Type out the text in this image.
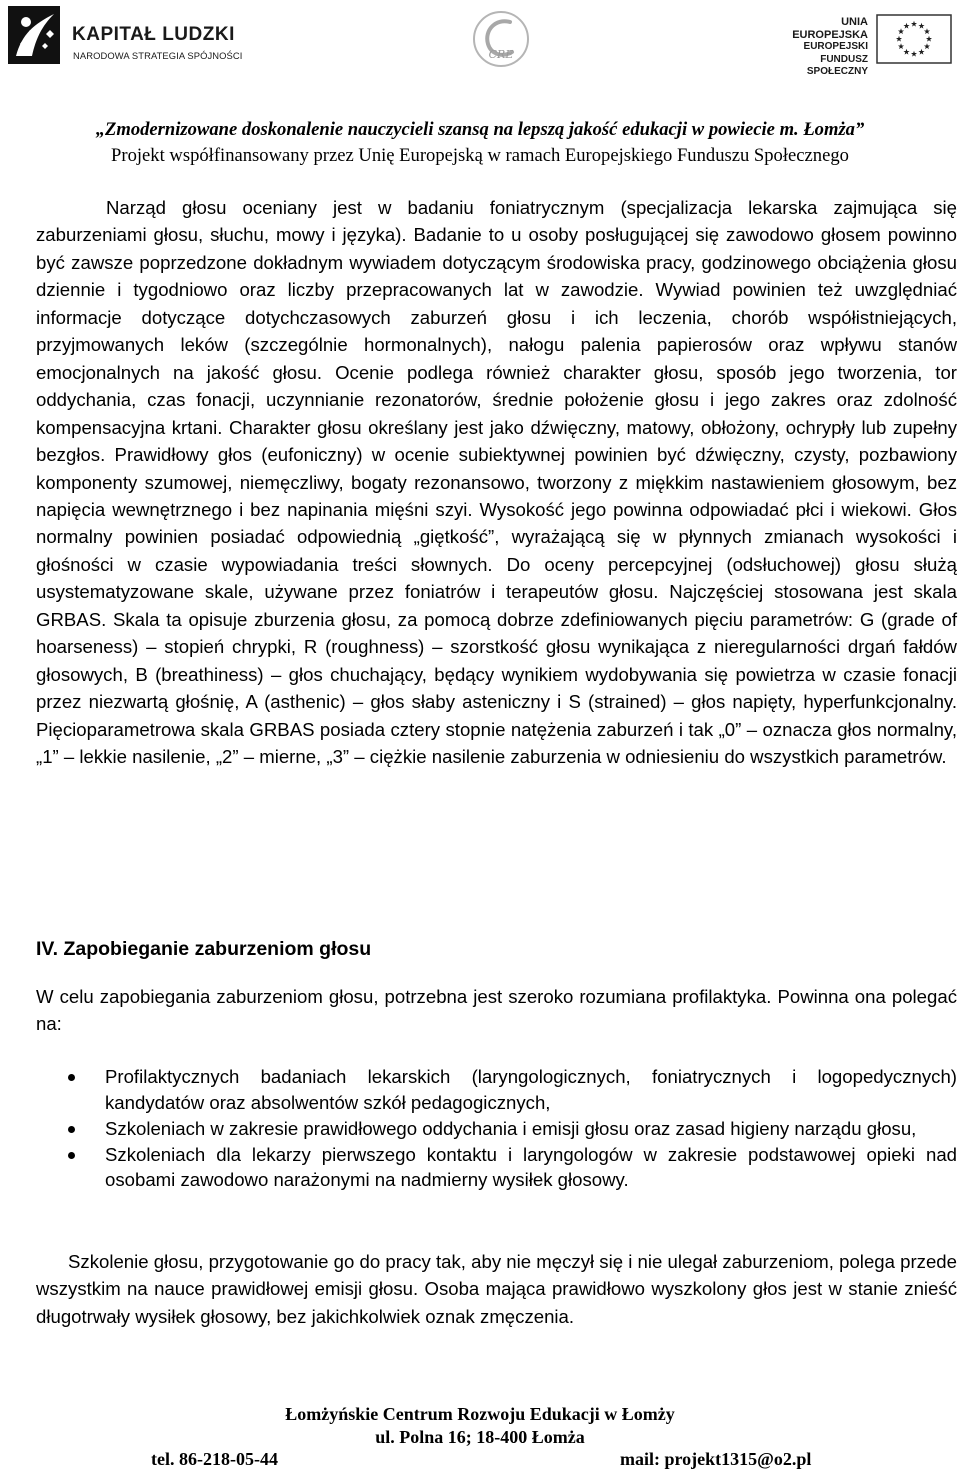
KAPITAŁ LUDZKI
NARODOWA STRATEGIA SPÓJNOŚCI	CRE
UNIA EUROPEJSKA
EUROPEJSKI
FUNDUSZ SPOŁECZNY
„Zmodernizowane doskonalenie nauczycieli szansą na lepszą jakość edukacji w powiecie m. Łomża”
Projekt współfinansowany przez Unię Europejską w ramach Europejskiego Funduszu Społecznego
Narząd głosu oceniany jest w badaniu foniatrycznym (specjalizacja lekarska zajmująca się zaburzeniami głosu, słuchu, mowy i języka). Badanie to u osoby posługującej się zawodowo głosem powinno być zawsze poprzedzone dokładnym wywiadem dotyczącym środowiska pracy, godzinowego obciążenia głosu dziennie i tygodniowo oraz liczby przepracowanych lat w zawodzie. Wywiad powinien też uwzględniać informacje dotyczące dotychczasowych zaburzeń głosu i ich leczenia, chorób współistniejących, przyjmowanych leków (szczególnie hormonalnych), nałogu palenia papierosów oraz wpływu stanów emocjonalnych na jakość głosu. Ocenie podlega również charakter głosu, sposób jego tworzenia, tor oddychania, czas fonacji, uczynnianie rezonatorów, średnie położenie głosu i jego zakres oraz zdolność kompensacyjna krtani. Charakter głosu określany jest jako dźwięczny, matowy, obłożony, ochrypły lub zupełny bezgłos. Prawidłowy głos (eufoniczny) w ocenie subiektywnej powinien być dźwięczny, czysty, pozbawiony komponenty szumowej, niemęczliwy, bogaty rezonansowo, tworzony z miękkim nastawieniem głosowym, bez napięcia wewnętrznego i bez napinania mięśni szyi. Wysokość jego powinna odpowiadać płci i wiekowi. Głos normalny powinien posiadać odpowiednią „giętkość”, wyrażającą się w płynnych zmianach wysokości i głośności w czasie wypowiadania treści słownych. Do oceny percepcyjnej (odsłuchowej) głosu służą usystematyzowane skale, używane przez foniatrów i terapeutów głosu. Najczęściej stosowana jest skala GRBAS. Skala ta opisuje zburzenia głosu, za pomocą dobrze zdefiniowanych pięciu parametrów: G (grade of hoarseness) – stopień chrypki, R (roughness) – szorstkość głosu wynikająca z nieregularności drgań fałdów głosowych, B (breathiness) – głos chuchający, będący wynikiem wydobywania się powietrza w czasie fonacji przez niezwartą głośnię, A (asthenic) – głos słaby asteniczny i S (strained) – głos napięty, hyperfunkcjonalny. Pięcioparametrowa skala GRBAS posiada cztery stopnie natężenia zaburzeń i tak „0” – oznacza głos normalny, „1” – lekkie nasilenie, „2” – mierne, „3” – ciężkie nasilenie zaburzenia w odniesieniu do wszystkich parametrów.
IV. Zapobieganie zaburzeniom głosu
W celu zapobiegania zaburzeniom głosu, potrzebna jest szeroko rozumiana profilaktyka. Powinna ona polegać na:
Profilaktycznych badaniach lekarskich (laryngologicznych, foniatrycznych i logopedycznych) kandydatów oraz absolwentów szkół pedagogicznych,
Szkoleniach w zakresie prawidłowego oddychania i emisji głosu oraz zasad higieny narządu głosu,
Szkoleniach dla lekarzy pierwszego kontaktu i laryngologów w zakresie podstawowej opieki nad osobami zawodowo narażonymi na nadmierny wysiłek głosowy.
Szkolenie głosu, przygotowanie go do pracy tak, aby nie męczył się i nie ulegał zaburzeniom, polega przede wszystkim na nauce prawidłowej emisji głosu. Osoba mająca prawidłowo wyszkolony głos jest w stanie znieść długotrwały wysiłek głosowy, bez jakichkolwiek oznak zmęczenia.
Łomżyńskie Centrum Rozwoju Edukacji w Łomży
ul. Polna 16; 18-400 Łomża
tel. 86-218-05-44	mail: projekt1315@o2.pl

§ **Work to do**
Pictures in the records above are left out; print everything else exactly as written.

§ **Result for this exercise**
Type out the text in this image.
KAPITAŁ LUDZKI
NARODOWA STRATEGIA SPÓJNOŚCI	CRE
UNIA EUROPEJSKA
EUROPEJSKI
FUNDUSZ SPOŁECZNY
„Zmodernizowane doskonalenie nauczycieli szansą na lepszą jakość edukacji w powiecie m. Łomża”
Projekt współfinansowany przez Unię Europejską w ramach Europejskiego Funduszu Społecznego
Narząd głosu oceniany jest w badaniu foniatrycznym (specjalizacja lekarska zajmująca się zaburzeniami głosu, słuchu, mowy i języka). Badanie to u osoby posługującej się zawodowo głosem powinno być zawsze poprzedzone dokładnym wywiadem dotyczącym środowiska pracy, godzinowego obciążenia głosu dziennie i tygodniowo oraz liczby przepracowanych lat w zawodzie. Wywiad powinien też uwzględniać informacje dotyczące dotychczasowych zaburzeń głosu i ich leczenia, chorób współistniejących, przyjmowanych leków (szczególnie hormonalnych), nałogu palenia papierosów oraz wpływu stanów emocjonalnych na jakość głosu. Ocenie podlega również charakter głosu, sposób jego tworzenia, tor oddychania, czas fonacji, uczynnianie rezonatorów, średnie położenie głosu i jego zakres oraz zdolność kompensacyjna krtani. Charakter głosu określany jest jako dźwięczny, matowy, obłożony, ochrypły lub zupełny bezgłos. Prawidłowy głos (eufoniczny) w ocenie subiektywnej powinien być dźwięczny, czysty, pozbawiony komponenty szumowej, niemęczliwy, bogaty rezonansowo, tworzony z miękkim nastawieniem głosowym, bez napięcia wewnętrznego i bez napinania mięśni szyi. Wysokość jego powinna odpowiadać płci i wiekowi. Głos normalny powinien posiadać odpowiednią „giętkość”, wyrażającą się w płynnych zmianach wysokości i głośności w czasie wypowiadania treści słownych. Do oceny percepcyjnej (odsłuchowej) głosu służą usystematyzowane skale, używane przez foniatrów i terapeutów głosu. Najczęściej stosowana jest skala GRBAS. Skala ta opisuje zburzenia głosu, za pomocą dobrze zdefiniowanych pięciu parametrów: G (grade of hoarseness) – stopień chrypki, R (roughness) – szorstkość głosu wynikająca z nieregularności drgań fałdów głosowych, B (breathiness) – głos chuchający, będący wynikiem wydobywania się powietrza w czasie fonacji przez niezwartą głośnię, A (asthenic) – głos słaby asteniczny i S (strained) – głos napięty, hyperfunkcjonalny. Pięcioparametrowa skala GRBAS posiada cztery stopnie natężenia zaburzeń i tak „0” – oznacza głos normalny, „1” – lekkie nasilenie, „2” – mierne, „3” – ciężkie nasilenie zaburzenia w odniesieniu do wszystkich parametrów.
IV. Zapobieganie zaburzeniom głosu
W celu zapobiegania zaburzeniom głosu, potrzebna jest szeroko rozumiana profilaktyka. Powinna ona polegać na:
Profilaktycznych badaniach lekarskich (laryngologicznych, foniatrycznych i logopedycznych) kandydatów oraz absolwentów szkół pedagogicznych,
Szkoleniach w zakresie prawidłowego oddychania i emisji głosu oraz zasad higieny narządu głosu,
Szkoleniach dla lekarzy pierwszego kontaktu i laryngologów w zakresie podstawowej opieki nad osobami zawodowo narażonymi na nadmierny wysiłek głosowy.
Szkolenie głosu, przygotowanie go do pracy tak, aby nie męczył się i nie ulegał zaburzeniom, polega przede wszystkim na nauce prawidłowej emisji głosu. Osoba mająca prawidłowo wyszkolony głos jest w stanie znieść długotrwały wysiłek głosowy, bez jakichkolwiek oznak zmęczenia.
Łomżyńskie Centrum Rozwoju Edukacji w Łomży
ul. Polna 16; 18-400 Łomża
tel. 86-218-05-44	mail: projekt1315@o2.pl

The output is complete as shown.